DO THIS>
Reproduce every entry below precisely. Pictures are excluded from the copy.

(Dataset items)
========

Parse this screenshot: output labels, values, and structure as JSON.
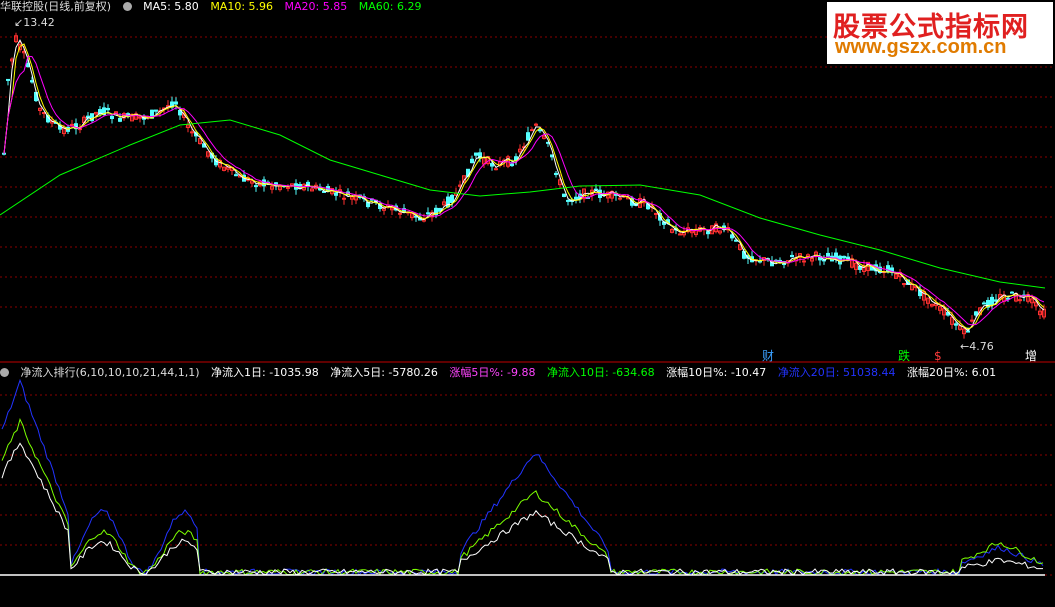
{
  "price_panel": {
    "title": "华联控股(日线,前复权)",
    "legend": [
      {
        "label": "MA5: 5.80",
        "color": "#ffffff"
      },
      {
        "label": "MA10: 5.96",
        "color": "#ffff00"
      },
      {
        "label": "MA20: 5.85",
        "color": "#ff00ff"
      },
      {
        "label": "MA60: 6.29",
        "color": "#00ff00"
      }
    ],
    "high_label": "13.42",
    "low_label": "4.76",
    "event_markers": [
      {
        "text": "财",
        "color": "#3aa0ff"
      },
      {
        "text": "跌",
        "color": "#00ff00"
      },
      {
        "text": "$",
        "color": "#ff3b3b"
      },
      {
        "text": "增",
        "color": "#ffffff"
      }
    ]
  },
  "indicator_panel": {
    "name": "净流入排行(6,10,10,10,21,44,1,1)",
    "values": [
      {
        "label": "净流入1日: -1035.98",
        "color": "#ffffff"
      },
      {
        "label": "净流入5日: -5780.26",
        "color": "#ffffff"
      },
      {
        "label": "涨幅5日%: -9.88",
        "color": "#ff44ff"
      },
      {
        "label": "净流入10日: -634.68",
        "color": "#00ff00"
      },
      {
        "label": "涨幅10日%: -10.47",
        "color": "#ffffff"
      },
      {
        "label": "净流入20日: 51038.44",
        "color": "#2233ff"
      },
      {
        "label": "涨幅20日%: 6.01",
        "color": "#ffffff"
      }
    ]
  },
  "watermark": {
    "title": "股票公式指标网",
    "url": "www.gszx.com.cn"
  },
  "colors": {
    "background": "#000000",
    "grid": "#8a0000",
    "up": "#ff3030",
    "down": "#54ffff",
    "ma5": "#ffffff",
    "ma10": "#ffff00",
    "ma20": "#ff00ff",
    "ma60": "#00ff00",
    "ind_blue": "#2233ff",
    "ind_green": "#7cff00",
    "ind_white": "#ffffff"
  }
}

========

ANSWER TO THE PROBLEM>
Parse this screenshot: output labels, values, and structure as JSON.
{
  "price_panel": {
    "title": "华联控股(日线,前复权)",
    "legend": [
      {
        "label": "MA5: 5.80",
        "color": "#ffffff"
      },
      {
        "label": "MA10: 5.96",
        "color": "#ffff00"
      },
      {
        "label": "MA20: 5.85",
        "color": "#ff00ff"
      },
      {
        "label": "MA60: 6.29",
        "color": "#00ff00"
      }
    ],
    "high_label": "13.42",
    "low_label": "4.76",
    "event_markers": [
      {
        "text": "财",
        "color": "#3aa0ff"
      },
      {
        "text": "跌",
        "color": "#00ff00"
      },
      {
        "text": "$",
        "color": "#ff3b3b"
      },
      {
        "text": "增",
        "color": "#ffffff"
      }
    ]
  },
  "indicator_panel": {
    "name": "净流入排行(6,10,10,10,21,44,1,1)",
    "values": [
      {
        "label": "净流入1日: -1035.98",
        "color": "#ffffff"
      },
      {
        "label": "净流入5日: -5780.26",
        "color": "#ffffff"
      },
      {
        "label": "涨幅5日%: -9.88",
        "color": "#ff44ff"
      },
      {
        "label": "净流入10日: -634.68",
        "color": "#00ff00"
      },
      {
        "label": "涨幅10日%: -10.47",
        "color": "#ffffff"
      },
      {
        "label": "净流入20日: 51038.44",
        "color": "#2233ff"
      },
      {
        "label": "涨幅20日%: 6.01",
        "color": "#ffffff"
      }
    ]
  },
  "watermark": {
    "title": "股票公式指标网",
    "url": "www.gszx.com.cn"
  },
  "colors": {
    "background": "#000000",
    "grid": "#8a0000",
    "up": "#ff3030",
    "down": "#54ffff",
    "ma5": "#ffffff",
    "ma10": "#ffff00",
    "ma20": "#ff00ff",
    "ma60": "#00ff00",
    "ind_blue": "#2233ff",
    "ind_green": "#7cff00",
    "ind_white": "#ffffff"
  }
}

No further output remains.